What to do: Duplicate the lines running from the one with "Localize all elements." to the one with "navigation-bar: Historial de", both included, and leave the pictures out of your answer.

Task input:
::::::
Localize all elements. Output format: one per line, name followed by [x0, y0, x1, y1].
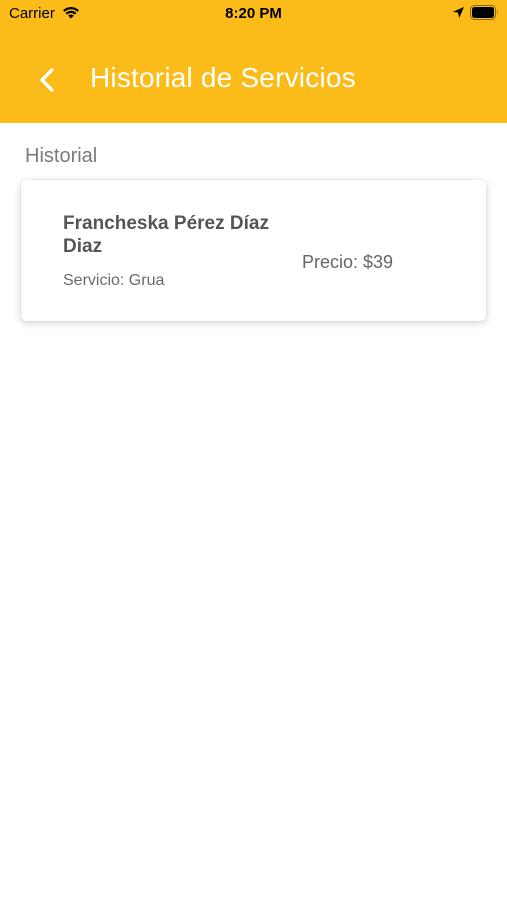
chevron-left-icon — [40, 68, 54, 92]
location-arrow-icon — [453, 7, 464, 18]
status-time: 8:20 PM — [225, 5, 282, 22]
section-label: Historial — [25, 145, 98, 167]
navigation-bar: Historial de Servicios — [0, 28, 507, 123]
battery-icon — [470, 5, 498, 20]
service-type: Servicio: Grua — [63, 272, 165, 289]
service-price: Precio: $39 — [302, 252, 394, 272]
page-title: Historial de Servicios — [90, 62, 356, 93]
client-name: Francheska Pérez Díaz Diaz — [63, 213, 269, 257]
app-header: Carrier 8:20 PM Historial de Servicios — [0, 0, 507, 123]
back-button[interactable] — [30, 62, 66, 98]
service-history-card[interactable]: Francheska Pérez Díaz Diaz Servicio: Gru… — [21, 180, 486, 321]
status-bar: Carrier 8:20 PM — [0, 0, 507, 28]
::::::
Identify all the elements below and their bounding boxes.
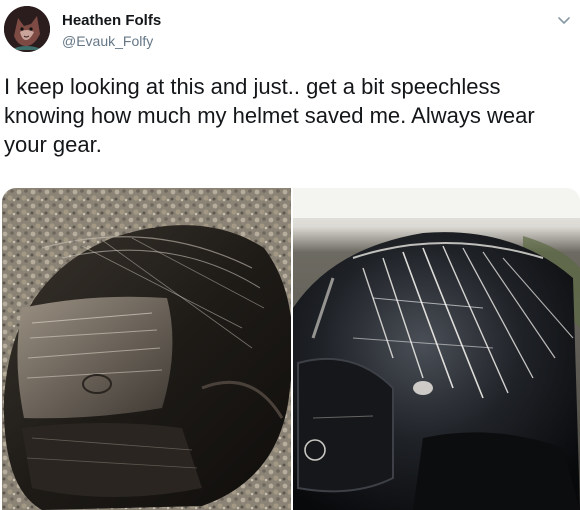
::::::
Output below:
Localize all elements. Output format: one per line, name followed by [x0, y0, x1, y1].
chevron-left-icon — [40, 68, 54, 92]
location-arrow-icon — [453, 7, 464, 18]
status-time: 8:20 PM — [225, 5, 282, 22]
section-label: Historial — [25, 145, 98, 167]
navigation-bar: Historial de Servicios — [0, 28, 507, 123]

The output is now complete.